The ultimate goal in learning Buddhism is the great Perfection. In all walks of life, Buddhas and Bodhisattvas act as role models for all people to follow. Students of the Buddha can be good examples of all others. Families that follow the Buddha’s teachings can behave in a way that is worthy of being the role model for all families. If one is still a student, then one’s schoolwork, conduct and health become ane example for one’s classmates. This is being a student of the Buddha. In going to work or running a business, one can be a role model for all businesspersons to follow. Thus, everything in the Buddhadharama can be number one. A family dwelling in perfect wisdom is the most content, fortunate and happy family in the world.

Buddhism is the education of wisdom; it encompasses all things and exceeds the boundaries between countries, races and religions. Since Buddhism is an education, followers of all religions are welcome and can learn and cultivate this education of true wisdom.

In the Visualization Sutra, the Three Conditions are the foundation of cultivation in Buddhism. Upon perfecting the Three Conditions, one will have complete wisdom, fortune and virtue.

The first condition consists of four practices based on the fundamental moral of humankind:

1) Being filial to our parents,

2) Respecting teachings and elders,

3) Being compassionate and not killing an living being and

4) Following the Ten Good Conducts.

The second condition consists of three practices based on cultivating the self:

5) Taking Refuge in the Triple Jewels,

6) Abiding by precepts, rules and customs,

7) Conducting ourselves in a proper and dignified manner.

The third condition consists of four practices, which follow the practices of Bodhisattvas:

8) Generating the Bodhi mind,

9) Deeply believing in the Law of Cause and Effect,

10) Reciting and upholding the Mahayana sutras and

11) Encouraging others on the path to Enlightenment.

Altogether, these eleven practices, each having its profound and vast meaning, needs to be put into use in everyday life, for they are the foundation of the forty-nine years of teachings given by Buddha Shakyamuni.
#####
- _Work to do_:
(1) From the passage on the Three Conditions, list the practices that make up the third condition.
(2) Carry the passage on the Three Conditions forward from its final sentence.
The material after this passage comes from a separate source.

- _Entries supplied_:
#####
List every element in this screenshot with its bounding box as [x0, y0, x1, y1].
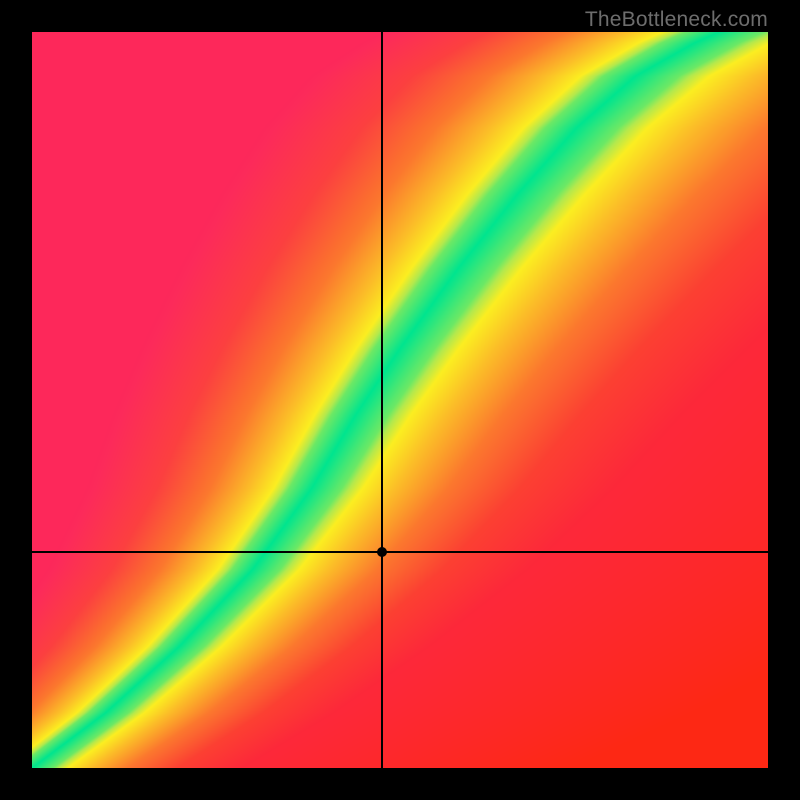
#####
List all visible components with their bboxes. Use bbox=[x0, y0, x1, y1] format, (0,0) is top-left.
#####
- _Outputs for the tasks_:
(1)
- Generating the Bodhi mind
- Deeply believing in the Law of Cause and Effect
- Reciting and upholding the Mahayana sutras
- Encouraging others on the path to Enlightenment

(2)
Great Vehicle Buddhism in China can be represented by the great Bodhisattvas of the Four Famous Mountains. First is Earth Treasure Bodhisattva of Jiuhua Mountain representing filial piety and respect. Second is Guan Yin (Great Compassion) Bodhisattva of Putuo Mountain, representing compassion. Third is Manjushri Bodhisattva of Wutai Mountain, representing wisdom. Fourth is Universal Worthy Bodhisattva of Emei Mountain, representing true practice. These four great Bodhisattvas represent the core of cultivation. As beginners, we start learning from Earth Treasure, for the earth is the root of life of all living beings. Because the great earth nurtures all beings and is the treasury of all that is precious, the Buddha uses it to represent our “mind ground” or “mind earth”. Our true mind/original nature is complete with infinite wisdom, virtuous abilities and talents; we must know how to open this treasury in order to attain its benefits. Earth Treasure Bodhisattva teaches us to be filial to our parents and respectful to our teachers, for in these practices lies the key to opening the treasury of our self-nature.

The field of filial piety is vast. Our parents have shown us great kindness in bringing us up and in educating us, therefore, we should not only nurture their aging bodies, but we should also nurture their spiritual well-being and minds thus helping them to be happy; this is practicing filial piety.

Regarding the practice of filial piety, we should strive to do our best in living up to our parent’s expectations. When they wish us to be good persons and the benefit society, we should do so; to act otherwise would be unfilial. For children going to school, it would be unfilial to do poorly in schoolwork, causing one’s parents to be worried and disappointed. It would be unfilial if one’s conduct was poor, of it one’s health was poor, or if one was disrespectful to one’s teachers or could not get long with others. After reaching adulthood and entering society, it would be unfilial to be rebellious towards one’s boss or unable to cooperate with co-workers, causing one’s parents to worry. From these, we realize how vast the field of cultivating filial piety really is, and that the entire Buddhadharma is actually just teaching the Way of Filial Piety. In Buddhism, the perfection of filial piety is only completed upon reaching Unsurpassed Enlightenment of Buddhahood.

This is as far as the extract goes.